Exercise aim =
Transcribe all of the material exactly.

Items from a data source
◇ ◇ ◇ ◇ ◇
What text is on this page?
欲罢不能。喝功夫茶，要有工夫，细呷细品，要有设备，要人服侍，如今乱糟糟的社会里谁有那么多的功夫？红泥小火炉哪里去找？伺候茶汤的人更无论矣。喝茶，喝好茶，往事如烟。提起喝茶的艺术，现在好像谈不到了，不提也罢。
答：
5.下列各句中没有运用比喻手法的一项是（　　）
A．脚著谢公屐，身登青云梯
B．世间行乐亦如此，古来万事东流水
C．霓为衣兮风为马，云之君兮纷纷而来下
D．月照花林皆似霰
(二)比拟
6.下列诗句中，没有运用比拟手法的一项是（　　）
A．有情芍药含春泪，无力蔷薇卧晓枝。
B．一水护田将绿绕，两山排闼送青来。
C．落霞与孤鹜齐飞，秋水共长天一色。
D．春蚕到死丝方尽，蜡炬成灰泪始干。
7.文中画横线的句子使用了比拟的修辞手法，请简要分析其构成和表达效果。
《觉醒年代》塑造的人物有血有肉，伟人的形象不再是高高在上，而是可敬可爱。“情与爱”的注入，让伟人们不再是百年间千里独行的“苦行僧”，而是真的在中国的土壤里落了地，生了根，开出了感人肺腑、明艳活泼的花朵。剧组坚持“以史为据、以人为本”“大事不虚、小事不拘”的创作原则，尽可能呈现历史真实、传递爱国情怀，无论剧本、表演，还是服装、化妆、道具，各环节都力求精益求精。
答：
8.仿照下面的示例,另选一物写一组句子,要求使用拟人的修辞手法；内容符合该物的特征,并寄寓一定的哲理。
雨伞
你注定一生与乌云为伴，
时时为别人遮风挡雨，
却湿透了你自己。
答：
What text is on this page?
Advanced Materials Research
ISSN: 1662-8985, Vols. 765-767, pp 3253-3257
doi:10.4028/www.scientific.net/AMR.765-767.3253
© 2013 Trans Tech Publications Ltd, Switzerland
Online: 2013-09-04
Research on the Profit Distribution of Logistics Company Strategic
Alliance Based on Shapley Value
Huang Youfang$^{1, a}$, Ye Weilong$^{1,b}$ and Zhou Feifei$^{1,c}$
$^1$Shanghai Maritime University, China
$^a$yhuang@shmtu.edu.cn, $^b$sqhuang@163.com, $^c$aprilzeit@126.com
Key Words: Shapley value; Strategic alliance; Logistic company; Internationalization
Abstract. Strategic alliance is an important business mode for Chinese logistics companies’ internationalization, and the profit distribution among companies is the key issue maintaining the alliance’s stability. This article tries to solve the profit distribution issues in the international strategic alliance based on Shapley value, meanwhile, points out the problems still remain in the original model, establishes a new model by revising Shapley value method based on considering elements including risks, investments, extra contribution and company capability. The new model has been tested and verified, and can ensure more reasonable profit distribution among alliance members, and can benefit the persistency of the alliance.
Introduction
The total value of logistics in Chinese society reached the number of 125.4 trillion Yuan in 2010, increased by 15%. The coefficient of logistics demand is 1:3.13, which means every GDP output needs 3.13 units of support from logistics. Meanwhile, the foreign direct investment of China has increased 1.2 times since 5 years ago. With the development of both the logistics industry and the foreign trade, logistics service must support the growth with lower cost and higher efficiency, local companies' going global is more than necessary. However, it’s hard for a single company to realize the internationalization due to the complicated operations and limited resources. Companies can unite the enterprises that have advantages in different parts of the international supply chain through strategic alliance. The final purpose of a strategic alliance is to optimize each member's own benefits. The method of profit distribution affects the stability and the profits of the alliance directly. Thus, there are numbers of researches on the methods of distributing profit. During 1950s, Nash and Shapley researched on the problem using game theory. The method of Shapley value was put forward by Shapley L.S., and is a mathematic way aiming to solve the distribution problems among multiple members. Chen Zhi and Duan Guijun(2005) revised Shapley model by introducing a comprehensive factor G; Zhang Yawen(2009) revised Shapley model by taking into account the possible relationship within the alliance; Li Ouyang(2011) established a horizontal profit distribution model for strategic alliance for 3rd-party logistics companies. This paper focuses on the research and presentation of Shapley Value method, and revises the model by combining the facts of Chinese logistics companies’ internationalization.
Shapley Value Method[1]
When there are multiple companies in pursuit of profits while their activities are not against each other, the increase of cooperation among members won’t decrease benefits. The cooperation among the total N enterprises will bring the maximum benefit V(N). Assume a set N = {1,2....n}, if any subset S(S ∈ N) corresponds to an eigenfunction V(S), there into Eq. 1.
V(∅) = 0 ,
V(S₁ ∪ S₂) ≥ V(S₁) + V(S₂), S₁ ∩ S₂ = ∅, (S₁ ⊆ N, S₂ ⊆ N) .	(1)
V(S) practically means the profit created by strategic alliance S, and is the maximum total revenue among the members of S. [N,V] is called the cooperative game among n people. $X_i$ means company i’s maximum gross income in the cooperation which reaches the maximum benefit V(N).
◇ ◇ ◇ ◇ ◇
Solution to the exercise =
What text is on this page?
欲罢不能。喝功夫茶，要有工夫，细呷细品，要有设备，要人服侍，如今乱糟糟的社会里谁有那么多的功夫？红泥小火炉哪里去找？伺候茶汤的人更无论矣。喝茶，喝好茶，往事如烟。提起喝茶的艺术，现在好像谈不到了，不提也罢。
答：
5.下列各句中没有运用比喻手法的一项是（　　）
A．脚著谢公屐，身登青云梯
B．世间行乐亦如此，古来万事东流水
C．霓为衣兮风为马，云之君兮纷纷而来下
D．月照花林皆似霰
(二)比拟
6.下列诗句中，没有运用比拟手法的一项是（　　）
A．有情芍药含春泪，无力蔷薇卧晓枝。
B．一水护田将绿绕，两山排闼送青来。
C．落霞与孤鹜齐飞，秋水共长天一色。
D．春蚕到死丝方尽，蜡炬成灰泪始干。
7.文中画横线的句子使用了比拟的修辞手法，请简要分析其构成和表达效果。
《觉醒年代》塑造的人物有血有肉，伟人的形象不再是高高在上，而是可敬可爱。“情与爱”的注入，让伟人们不再是百年间千里独行的“苦行僧”，而是真的在中国的土壤里落了地，生了根，开出了感人肺腑、明艳活泼的花朵。剧组坚持“以史为据、以人为本”“大事不虚、小事不拘”的创作原则，尽可能呈现历史真实、传递爱国情怀，无论剧本、表演，还是服装、化妆、道具，各环节都力求精益求精。
答：
8.仿照下面的示例,另选一物写一组句子,要求使用拟人的修辞手法；内容符合该物的特征,并寄寓一定的哲理。
雨伞
你注定一生与乌云为伴，
时时为别人遮风挡雨，
却湿透了你自己。
答：
What text is on this page?
Advanced Materials Research
ISSN: 1662-8985, Vols. 765-767, pp 3253-3257
doi:10.4028/www.scientific.net/AMR.765-767.3253
© 2013 Trans Tech Publications Ltd, Switzerland
Online: 2013-09-04
Research on the Profit Distribution of Logistics Company Strategic
Alliance Based on Shapley Value
Huang Youfang$^{1, a}$, Ye Weilong$^{1,b}$ and Zhou Feifei$^{1,c}$
$^1$Shanghai Maritime University, China
$^a$yhuang@shmtu.edu.cn, $^b$sqhuang@163.com, $^c$aprilzeit@126.com
Key Words: Shapley value; Strategic alliance; Logistic company; Internationalization
Abstract. Strategic alliance is an important business mode for Chinese logistics companies’ internationalization, and the profit distribution among companies is the key issue maintaining the alliance’s stability. This article tries to solve the profit distribution issues in the international strategic alliance based on Shapley value, meanwhile, points out the problems still remain in the original model, establishes a new model by revising Shapley value method based on considering elements including risks, investments, extra contribution and company capability. The new model has been tested and verified, and can ensure more reasonable profit distribution among alliance members, and can benefit the persistency of the alliance.
Introduction
The total value of logistics in Chinese society reached the number of 125.4 trillion Yuan in 2010, increased by 15%. The coefficient of logistics demand is 1:3.13, which means every GDP output needs 3.13 units of support from logistics. Meanwhile, the foreign direct investment of China has increased 1.2 times since 5 years ago. With the development of both the logistics industry and the foreign trade, logistics service must support the growth with lower cost and higher efficiency, local companies' going global is more than necessary. However, it’s hard for a single company to realize the internationalization due to the complicated operations and limited resources. Companies can unite the enterprises that have advantages in different parts of the international supply chain through strategic alliance. The final purpose of a strategic alliance is to optimize each member's own benefits. The method of profit distribution affects the stability and the profits of the alliance directly. Thus, there are numbers of researches on the methods of distributing profit. During 1950s, Nash and Shapley researched on the problem using game theory. The method of Shapley value was put forward by Shapley L.S., and is a mathematic way aiming to solve the distribution problems among multiple members. Chen Zhi and Duan Guijun(2005) revised Shapley model by introducing a comprehensive factor G; Zhang Yawen(2009) revised Shapley model by taking into account the possible relationship within the alliance; Li Ouyang(2011) established a horizontal profit distribution model for strategic alliance for 3rd-party logistics companies. This paper focuses on the research and presentation of Shapley Value method, and revises the model by combining the facts of Chinese logistics companies’ internationalization.
Shapley Value Method[1]
When there are multiple companies in pursuit of profits while their activities are not against each other, the increase of cooperation among members won’t decrease benefits. The cooperation among the total N enterprises will bring the maximum benefit V(N). Assume a set N = {1,2....n}, if any subset S(S ∈ N) corresponds to an eigenfunction V(S), there into Eq. 1.
V(∅) = 0 ,
V(S₁ ∪ S₂) ≥ V(S₁) + V(S₂), S₁ ∩ S₂ = ∅, (S₁ ⊆ N, S₂ ⊆ N) .	(1)
V(S) practically means the profit created by strategic alliance S, and is the maximum total revenue among the members of S. [N,V] is called the cooperative game among n people. $X_i$ means company i’s maximum gross income in the cooperation which reaches the maximum benefit V(N).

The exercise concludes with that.